- **AIM OF THE TASK**: Transcribe all of the records word for word, but omit the pictures.

━━━━━ EXCERPTED RECORDS

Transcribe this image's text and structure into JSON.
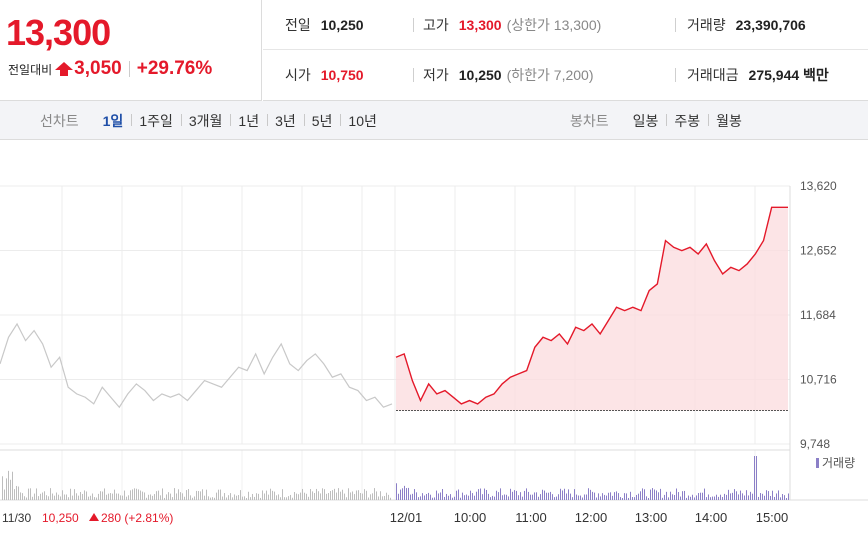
{
  "summary": {
    "price": "13,300",
    "change_label": "전일대비",
    "change_value": "3,050",
    "change_pct": "+29.76%",
    "direction_icon": "up-triangle-icon"
  },
  "info": {
    "prev_close_label": "전일",
    "prev_close": "10,250",
    "high_label": "고가",
    "high": "13,300",
    "upper_limit": "(상한가 13,300)",
    "volume_label": "거래량",
    "volume": "23,390,706",
    "open_label": "시가",
    "open": "10,750",
    "low_label": "저가",
    "low": "10,250",
    "lower_limit": "(하한가 7,200)",
    "turnover_label": "거래대금",
    "turnover": "275,944 백만"
  },
  "line_chart_periods": {
    "title": "선차트",
    "items": [
      "1일",
      "1주일",
      "3개월",
      "1년",
      "3년",
      "5년",
      "10년"
    ],
    "active": "1일"
  },
  "candle_chart_periods": {
    "title": "봉차트",
    "items": [
      "일봉",
      "주봉",
      "월봉"
    ]
  },
  "colors": {
    "up": "#e4192a",
    "active_tab": "#1f4fa8",
    "prev_day_line": "#c8c8c8",
    "volume_today": "#8b7fc7",
    "volume_prev": "#bdbdbd"
  },
  "chart_data": {
    "type": "line",
    "y_ticks": [
      "13,620",
      "12,652",
      "11,684",
      "10,716",
      "9,748"
    ],
    "ylim": [
      9748,
      13620
    ],
    "x_labels": [
      "11/30",
      "12/01",
      "10:00",
      "11:00",
      "12:00",
      "13:00",
      "14:00",
      "15:00"
    ],
    "prev_day_footer": {
      "date": "11/30",
      "close": "10,250",
      "change": "280",
      "pct": "(+2.81%)"
    },
    "volume_legend": "거래량",
    "series": [
      {
        "values": [
          10950,
          11350,
          11550,
          11300,
          11450,
          11250,
          10900,
          11050,
          10600,
          10500,
          10450,
          10350,
          10600,
          10450,
          10300,
          10500,
          10650,
          10550,
          10400,
          10500,
          10450,
          10500,
          10400,
          10550,
          10700,
          10650,
          10600,
          10750,
          10900,
          10850,
          11100,
          10800,
          11050,
          11250,
          10950,
          10850,
          11000,
          11100,
          10950,
          10750,
          10800,
          10600,
          10550,
          10400,
          10450,
          10300,
          10350
        ]
      },
      {
        "values": [
          11050,
          11100,
          10700,
          10400,
          10650,
          10500,
          10550,
          10450,
          10350,
          10400,
          10350,
          10450,
          10500,
          10650,
          10750,
          10800,
          10850,
          11200,
          11350,
          11300,
          11400,
          11250,
          11500,
          11450,
          11550,
          11400,
          11600,
          11800,
          11750,
          11800,
          11750,
          12050,
          12150,
          12800,
          12700,
          12650,
          12700,
          12600,
          12750,
          12500,
          12300,
          12400,
          12350,
          12450,
          12600,
          12800,
          13300,
          13300,
          13300
        ]
      }
    ],
    "baseline": 10250
  }
}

━━━━━━━━━━

- **WRITTEN RESPONSE**:
Transcribe this image's text and structure into JSON.
{
  "summary": {
    "price": "13,300",
    "change_label": "전일대비",
    "change_value": "3,050",
    "change_pct": "+29.76%",
    "direction_icon": "up-triangle-icon"
  },
  "info": {
    "prev_close_label": "전일",
    "prev_close": "10,250",
    "high_label": "고가",
    "high": "13,300",
    "upper_limit": "(상한가 13,300)",
    "volume_label": "거래량",
    "volume": "23,390,706",
    "open_label": "시가",
    "open": "10,750",
    "low_label": "저가",
    "low": "10,250",
    "lower_limit": "(하한가 7,200)",
    "turnover_label": "거래대금",
    "turnover": "275,944 백만"
  },
  "line_chart_periods": {
    "title": "선차트",
    "items": [
      "1일",
      "1주일",
      "3개월",
      "1년",
      "3년",
      "5년",
      "10년"
    ],
    "active": "1일"
  },
  "candle_chart_periods": {
    "title": "봉차트",
    "items": [
      "일봉",
      "주봉",
      "월봉"
    ]
  },
  "colors": {
    "up": "#e4192a",
    "active_tab": "#1f4fa8",
    "prev_day_line": "#c8c8c8",
    "volume_today": "#8b7fc7",
    "volume_prev": "#bdbdbd"
  },
  "chart_data": {
    "type": "line",
    "y_ticks": [
      "13,620",
      "12,652",
      "11,684",
      "10,716",
      "9,748"
    ],
    "ylim": [
      9748,
      13620
    ],
    "x_labels": [
      "11/30",
      "12/01",
      "10:00",
      "11:00",
      "12:00",
      "13:00",
      "14:00",
      "15:00"
    ],
    "prev_day_footer": {
      "date": "11/30",
      "close": "10,250",
      "change": "280",
      "pct": "(+2.81%)"
    },
    "volume_legend": "거래량",
    "series": [
      {
        "values": [
          10950,
          11350,
          11550,
          11300,
          11450,
          11250,
          10900,
          11050,
          10600,
          10500,
          10450,
          10350,
          10600,
          10450,
          10300,
          10500,
          10650,
          10550,
          10400,
          10500,
          10450,
          10500,
          10400,
          10550,
          10700,
          10650,
          10600,
          10750,
          10900,
          10850,
          11100,
          10800,
          11050,
          11250,
          10950,
          10850,
          11000,
          11100,
          10950,
          10750,
          10800,
          10600,
          10550,
          10400,
          10450,
          10300,
          10350
        ]
      },
      {
        "values": [
          11050,
          11100,
          10700,
          10400,
          10650,
          10500,
          10550,
          10450,
          10350,
          10400,
          10350,
          10450,
          10500,
          10650,
          10750,
          10800,
          10850,
          11200,
          11350,
          11300,
          11400,
          11250,
          11500,
          11450,
          11550,
          11400,
          11600,
          11800,
          11750,
          11800,
          11750,
          12050,
          12150,
          12800,
          12700,
          12650,
          12700,
          12600,
          12750,
          12500,
          12300,
          12400,
          12350,
          12450,
          12600,
          12800,
          13300,
          13300,
          13300
        ]
      }
    ],
    "baseline": 10250
  }
}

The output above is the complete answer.